> What you will do:
From the listing below, return each line that includes "Monteith".
-- Begin Data entries --
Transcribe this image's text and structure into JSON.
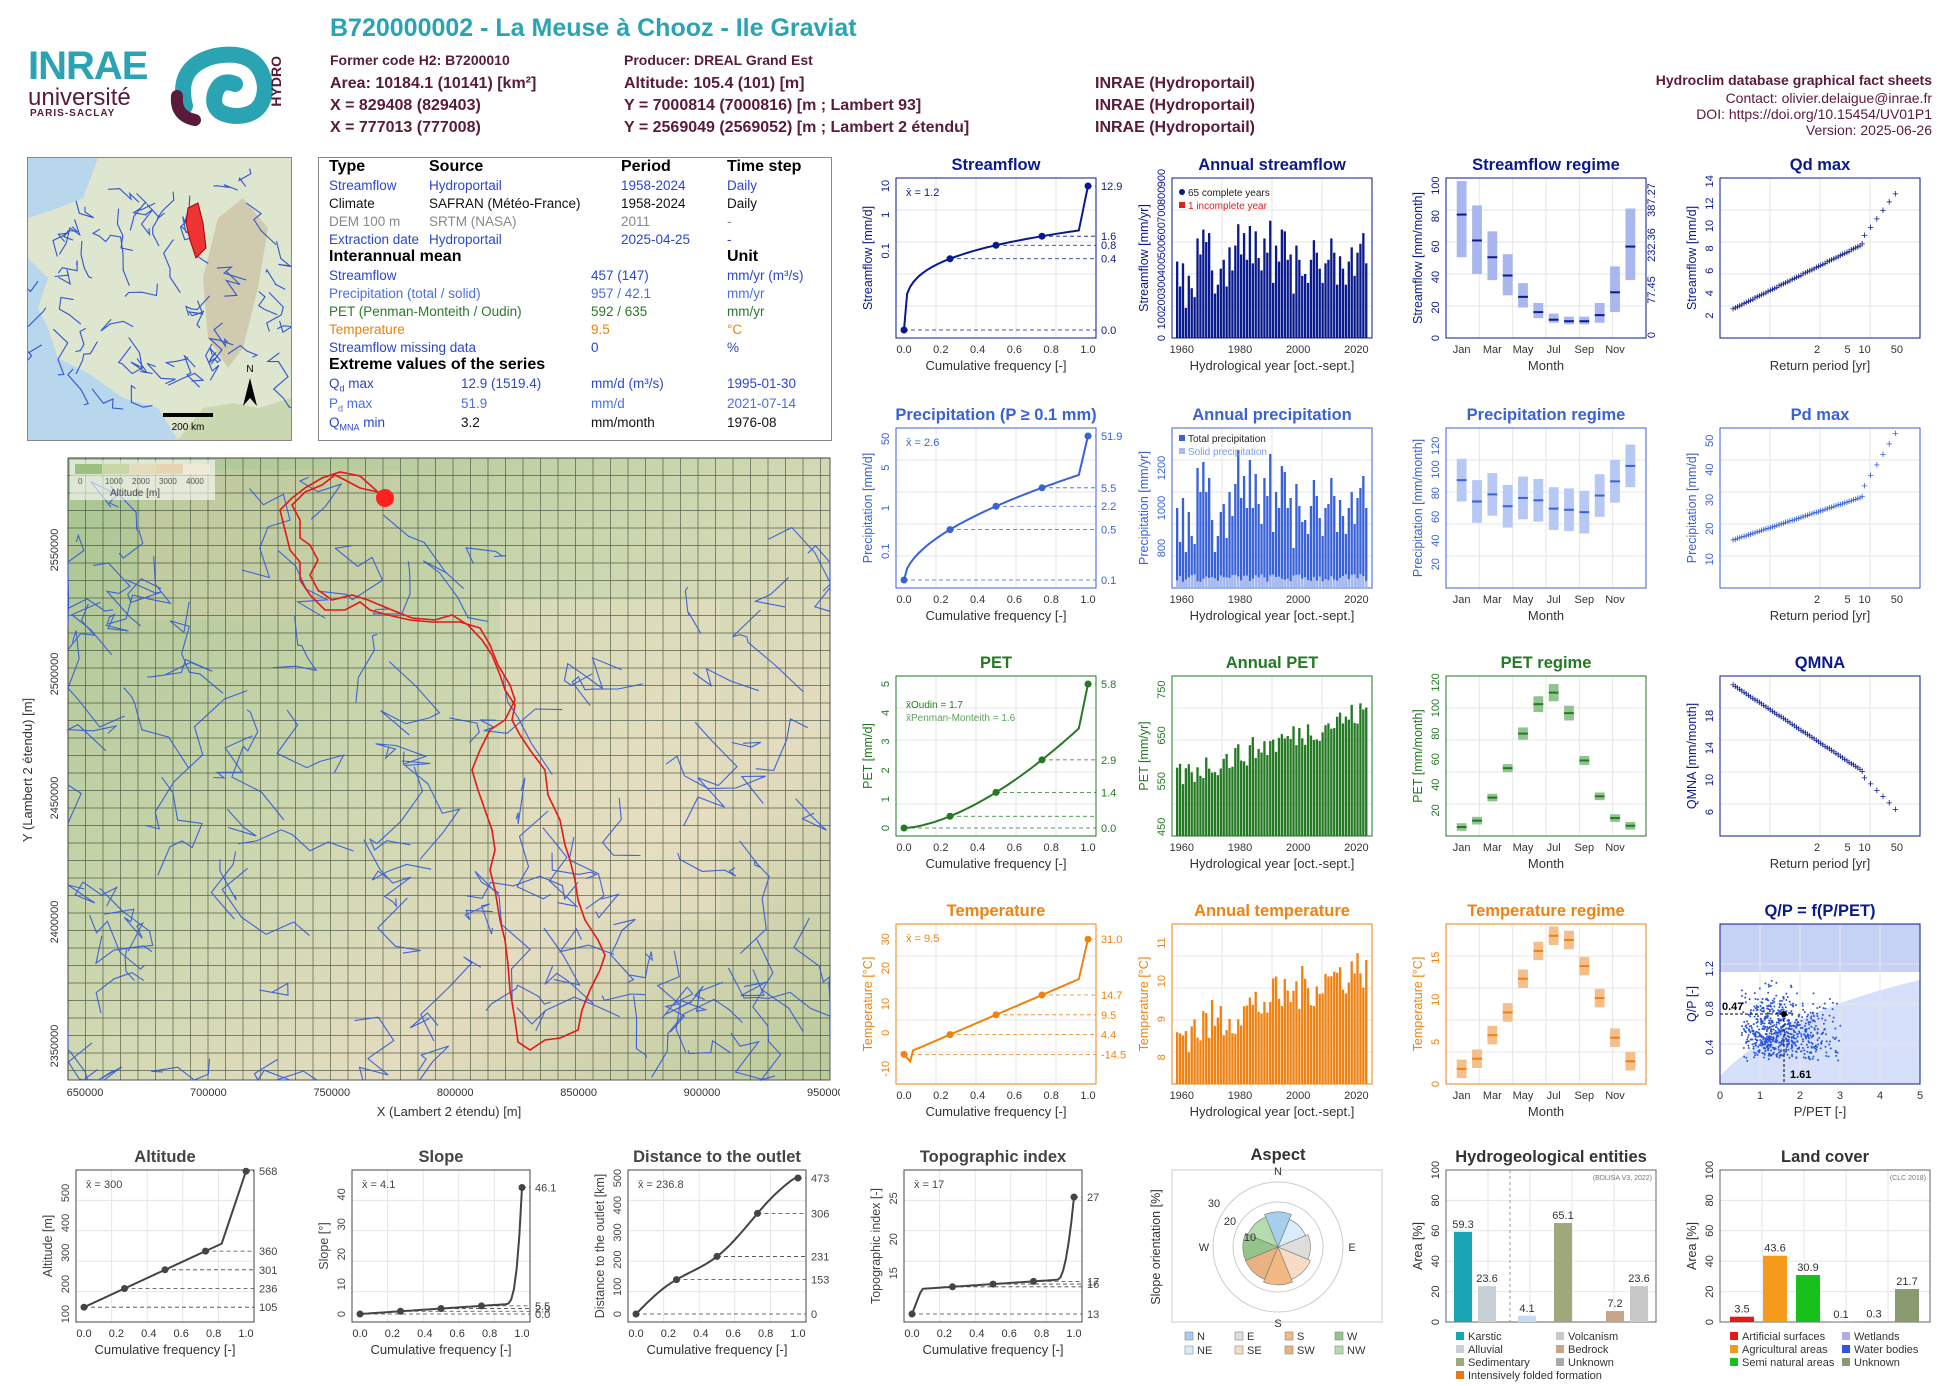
{
  "header": {
    "title": "B720000002 - La Meuse à Chooz - Ile Graviat",
    "former_code": "Former code H2: B7200010",
    "producer": "Producer: DREAL Grand Est",
    "area": "Area: 10184.1 (10141) [km²]",
    "altitude": "Altitude: 105.4 (101) [m]",
    "x": "X = 829408 (829403)",
    "y": "Y = 7000814 (7000816) [m ; Lambert 93]",
    "x2": "X = 777013 (777008)",
    "y2": "Y = 2569049 (2569052) [m ; Lambert 2 étendu]",
    "src1": "INRAE (Hydroportail)",
    "src2": "INRAE (Hydroportail)",
    "src3": "INRAE (Hydroportail)",
    "db_title": "Hydroclim database graphical fact sheets",
    "contact": "Contact: olivier.delaigue@inrae.fr",
    "doi": "DOI: https://doi.org/10.15454/UV01P1",
    "version": "Version: 2025-06-26"
  },
  "logos": {
    "inrae": "INRAE",
    "univ": "université",
    "ps": "PARIS-SACLAY",
    "hydro": "HYDRO"
  },
  "minimap": {
    "north": "N",
    "scale": "200 km"
  },
  "info": {
    "h_type": "Type",
    "h_source": "Source",
    "h_period": "Period",
    "h_step": "Time step",
    "rows": [
      {
        "type": "Streamflow",
        "source": "Hydroportail",
        "period": "1958-2024",
        "step": "Daily"
      },
      {
        "type": "Climate",
        "source": "SAFRAN (Météo-France)",
        "period": "1958-2024",
        "step": "Daily"
      },
      {
        "type": "DEM 100 m",
        "source": "SRTM (NASA)",
        "period": "2011",
        "step": "-"
      },
      {
        "type": "Extraction date",
        "source": "Hydroportail",
        "period": "2025-04-25",
        "step": "-"
      }
    ],
    "h_mean": "Interannual mean",
    "h_unit": "Unit",
    "means": [
      {
        "label": "Streamflow",
        "value": "457 (147)",
        "unit": "mm/yr (m³/s)"
      },
      {
        "label": "Precipitation (total / solid)",
        "value": "957 / 42.1",
        "unit": "mm/yr"
      },
      {
        "label": "PET (Penman-Monteith / Oudin)",
        "value": "592 / 635",
        "unit": "mm/yr"
      },
      {
        "label": "Temperature",
        "value": "9.5",
        "unit": "°C"
      },
      {
        "label": "Streamflow missing data",
        "value": "0",
        "unit": "%"
      }
    ],
    "h_ext": "Extreme values of the series",
    "ext": [
      {
        "l1": "Q",
        "sub": "d",
        "l2": " max",
        "value": "12.9 (1519.4)",
        "unit": "mm/d (m³/s)",
        "date": "1995-01-30"
      },
      {
        "l1": "P",
        "sub": "d",
        "l2": " max",
        "value": "51.9",
        "unit": "mm/d",
        "date": "2021-07-14"
      },
      {
        "l1": "Q",
        "sub": "MNA",
        "l2": " min",
        "value": "3.2",
        "unit": "mm/month",
        "date": "1976-08"
      }
    ]
  },
  "bigmap": {
    "xlabel": "X (Lambert 2 étendu) [m]",
    "ylabel": "Y (Lambert 2 étendu) [m]",
    "xticks": [
      "650000",
      "700000",
      "750000",
      "800000",
      "850000",
      "900000",
      "950000"
    ],
    "yticks": [
      "2550000",
      "2500000",
      "2450000",
      "2400000",
      "2350000"
    ],
    "legend_ticks": [
      "0",
      "1000",
      "2000",
      "3000",
      "4000"
    ],
    "legend_label": "Altitude [m]"
  },
  "colors": {
    "flow": "#0a1a8c",
    "precip": "#3a62d8",
    "pet": "#237a23",
    "temp": "#ef8210",
    "gray": "#444444"
  },
  "chart_data": [
    {
      "id": "streamflow",
      "type": "line",
      "title": "Streamflow",
      "xlabel": "Cumulative frequency [-]",
      "ylabel": "Streamflow [mm/d]",
      "mean": "x̄ = 1.2",
      "right_labels": [
        "12.9",
        "1.6",
        "0.8",
        "0.4",
        "0.0"
      ]
    },
    {
      "id": "annual_streamflow",
      "type": "bar",
      "title": "Annual streamflow",
      "xlabel": "Hydrological year [oct.-sept.]",
      "ylabel": "Streamflow [mm/yr]",
      "legend": [
        "65 complete years",
        "1 incomplete year"
      ],
      "x_start": 1958,
      "values": [
        430,
        290,
        420,
        170,
        350,
        280,
        230,
        560,
        470,
        610,
        540,
        590,
        380,
        250,
        300,
        390,
        440,
        290,
        510,
        380,
        520,
        640,
        470,
        590,
        440,
        630,
        420,
        600,
        450,
        380,
        560,
        480,
        660,
        310,
        520,
        430,
        610,
        600,
        440,
        470,
        250,
        520,
        440,
        350,
        360,
        310,
        440,
        550,
        480,
        390,
        310,
        420,
        440,
        560,
        480,
        300,
        460,
        390,
        300,
        430,
        510,
        350,
        480,
        530,
        590,
        420
      ]
    },
    {
      "id": "streamflow_regime",
      "type": "box",
      "title": "Streamflow regime",
      "xlabel": "Month",
      "ylabel": "Streamflow [mm/month]",
      "ylabel_right": "Streamflow [m³/s]",
      "months": [
        "Jan",
        "Feb",
        "Mar",
        "Apr",
        "May",
        "Jun",
        "Jul",
        "Aug",
        "Sep",
        "Oct",
        "Nov",
        "Dec"
      ],
      "median": [
        81,
        64,
        53,
        41,
        27,
        17,
        12,
        11,
        11,
        15,
        30,
        60
      ],
      "q1": [
        53,
        42,
        38,
        28,
        20,
        13,
        10,
        9,
        9,
        10,
        17,
        38
      ],
      "q3": [
        103,
        87,
        70,
        55,
        36,
        23,
        16,
        14,
        14,
        23,
        47,
        85
      ]
    },
    {
      "id": "qdmax",
      "type": "scatter",
      "title": "Qd max",
      "xlabel": "Return period [yr]",
      "ylabel": "Streamflow [mm/d]"
    },
    {
      "id": "precipitation",
      "type": "line",
      "title": "Precipitation (P ≥ 0.1 mm)",
      "xlabel": "Cumulative frequency [-]",
      "ylabel": "Precipitation [mm/d]",
      "mean": "x̄ = 2.6",
      "right_labels": [
        "51.9",
        "5.5",
        "2.2",
        "0.5",
        "0.1"
      ]
    },
    {
      "id": "annual_precipitation",
      "type": "bar",
      "title": "Annual precipitation",
      "xlabel": "Hydrological year [oct.-sept.]",
      "ylabel": "Precipitation [mm/yr]",
      "legend": [
        "Total precipitation",
        "Solid precipitation"
      ],
      "x_start": 1958,
      "values": [
        1000,
        830,
        1050,
        780,
        980,
        860,
        820,
        1200,
        1080,
        1230,
        1080,
        1150,
        940,
        780,
        860,
        980,
        1020,
        850,
        1080,
        960,
        1120,
        1290,
        1050,
        1160,
        1000,
        1240,
        1000,
        1170,
        1020,
        920,
        1150,
        1060,
        1270,
        880,
        1080,
        1000,
        1210,
        1180,
        1000,
        1050,
        800,
        1120,
        1010,
        930,
        940,
        870,
        1010,
        1140,
        1060,
        950,
        860,
        1000,
        1020,
        1150,
        1060,
        880,
        1040,
        960,
        870,
        1000,
        1080,
        920,
        1050,
        1100,
        1160,
        1000
      ]
    },
    {
      "id": "precipitation_regime",
      "type": "box",
      "title": "Precipitation regime",
      "xlabel": "Month",
      "ylabel": "Precipitation [mm/month]",
      "months": [
        "Jan",
        "Feb",
        "Mar",
        "Apr",
        "May",
        "Jun",
        "Jul",
        "Aug",
        "Sep",
        "Oct",
        "Nov",
        "Dec"
      ],
      "median": [
        91,
        73,
        79,
        69,
        76,
        74,
        67,
        66,
        64,
        78,
        90,
        103
      ]
    },
    {
      "id": "pdmax",
      "type": "scatter",
      "title": "Pd max",
      "xlabel": "Return period [yr]",
      "ylabel": "Precipitation [mm/d]"
    },
    {
      "id": "pet",
      "type": "line",
      "title": "PET",
      "xlabel": "Cumulative frequency [-]",
      "ylabel": "PET [mm/d]",
      "mean1": "x̄Oudin = 1.7",
      "mean2": "x̄Penman-Monteith = 1.6",
      "right_labels": [
        "5.8",
        "2.9",
        "1.4",
        "0.0"
      ]
    },
    {
      "id": "annual_pet",
      "type": "bar",
      "title": "Annual PET",
      "xlabel": "Hydrological year [oct.-sept.]",
      "ylabel": "PET [mm/yr]",
      "x_start": 1958
    },
    {
      "id": "pet_regime",
      "type": "box",
      "title": "PET regime",
      "xlabel": "Month",
      "ylabel": "PET [mm/month]",
      "months": [
        "Jan",
        "Feb",
        "Mar",
        "Apr",
        "May",
        "Jun",
        "Jul",
        "Aug",
        "Sep",
        "Oct",
        "Nov",
        "Dec"
      ],
      "median": [
        7,
        12,
        30,
        53,
        80,
        103,
        112,
        96,
        59,
        31,
        14,
        8
      ]
    },
    {
      "id": "qmna",
      "type": "scatter",
      "title": "QMNA",
      "xlabel": "Return period [yr]",
      "ylabel": "QMNA [mm/month]"
    },
    {
      "id": "temperature",
      "type": "line",
      "title": "Temperature",
      "xlabel": "Cumulative frequency [-]",
      "ylabel": "Temperature [°C]",
      "mean": "x̄ = 9.5",
      "right_labels": [
        "31.0",
        "14.7",
        "9.5",
        "4.4",
        "-14.5"
      ]
    },
    {
      "id": "annual_temperature",
      "type": "bar",
      "title": "Annual temperature",
      "xlabel": "Hydrological year [oct.-sept.]",
      "ylabel": "Temperature [°C]",
      "x_start": 1958
    },
    {
      "id": "temperature_regime",
      "type": "box",
      "title": "Temperature regime",
      "xlabel": "Month",
      "ylabel": "Temperature [°C]",
      "months": [
        "Jan",
        "Feb",
        "Mar",
        "Apr",
        "May",
        "Jun",
        "Jul",
        "Aug",
        "Sep",
        "Oct",
        "Nov",
        "Dec"
      ],
      "median": [
        1.8,
        3.0,
        5.8,
        8.5,
        12.5,
        15.8,
        17.6,
        17.1,
        14.0,
        10.2,
        5.5,
        2.7
      ]
    },
    {
      "id": "budyko",
      "type": "scatter",
      "title": "Q/P = f(P/PET)",
      "xlabel": "P/PET [-]",
      "ylabel": "Q/P [-]",
      "label_qp": "0.47",
      "label_ppet": "1.61"
    },
    {
      "id": "altitude",
      "type": "line",
      "title": "Altitude",
      "xlabel": "Cumulative frequency [-]",
      "ylabel": "Altitude [m]",
      "mean": "x̄ = 300",
      "right_labels": [
        "568",
        "360",
        "301",
        "236",
        "105"
      ]
    },
    {
      "id": "slope",
      "type": "line",
      "title": "Slope",
      "xlabel": "Cumulative frequency [-]",
      "ylabel": "Slope [°]",
      "mean": "x̄ = 4.1",
      "right_labels": [
        "46.1",
        "5.5",
        "2.9",
        "0.0"
      ]
    },
    {
      "id": "distance",
      "type": "line",
      "title": "Distance to the outlet",
      "xlabel": "Cumulative frequency [-]",
      "ylabel": "Distance to the outlet [km]",
      "mean": "x̄ = 236.8",
      "right_labels": [
        "473",
        "306",
        "231",
        "153",
        "0"
      ]
    },
    {
      "id": "topo",
      "type": "line",
      "title": "Topographic index",
      "xlabel": "Cumulative frequency [-]",
      "ylabel": "Topographic index [-]",
      "mean": "x̄ = 17",
      "right_labels": [
        "27",
        "17",
        "16",
        "13"
      ]
    },
    {
      "id": "aspect",
      "type": "pie",
      "title": "Aspect",
      "ylabel": "Slope orientation [%]",
      "categories": [
        "N",
        "NE",
        "E",
        "SE",
        "S",
        "SW",
        "W",
        "NW"
      ],
      "values": [
        13,
        11,
        12,
        13,
        14,
        13,
        13,
        12
      ],
      "legend": [
        "N",
        "E",
        "S",
        "W",
        "NE",
        "SE",
        "SW",
        "NW"
      ]
    },
    {
      "id": "hydrogeo",
      "type": "bar",
      "title": "Hydrogeological entities",
      "ylabel": "Area [%]",
      "note": "(BDLISA V3, 2022)",
      "categories": [
        "Karstic",
        "Alluvial",
        "Sedimentary",
        "Bedrock",
        "Volcanism",
        "Unknown",
        "Intensively folded formation"
      ],
      "labels": [
        "59.3",
        "23.6",
        "4.1",
        "65.1",
        "7.2",
        "23.6"
      ],
      "legend": [
        "Karstic",
        "Alluvial",
        "Sedimentary",
        "Intensively folded formation",
        "Volcanism",
        "Bedrock",
        "Unknown"
      ]
    },
    {
      "id": "landcover",
      "type": "bar",
      "title": "Land cover",
      "ylabel": "Area [%]",
      "note": "(CLC 2018)",
      "labels": [
        "3.5",
        "43.6",
        "30.9",
        "0.1",
        "0.3",
        "21.7"
      ],
      "values": [
        3.5,
        43.6,
        30.9,
        0.1,
        0.3,
        21.7
      ],
      "legend": [
        "Artificial surfaces",
        "Agricultural areas",
        "Semi natural areas",
        "Wetlands",
        "Water bodies",
        "Unknown"
      ]
    }
  ]
}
-- End Data entries --
> Solution to this exercise:
        "label": "PET (Penman-Monteith / Oudin)",
      "mean2": "x̄Penman-Monteith = 1.6",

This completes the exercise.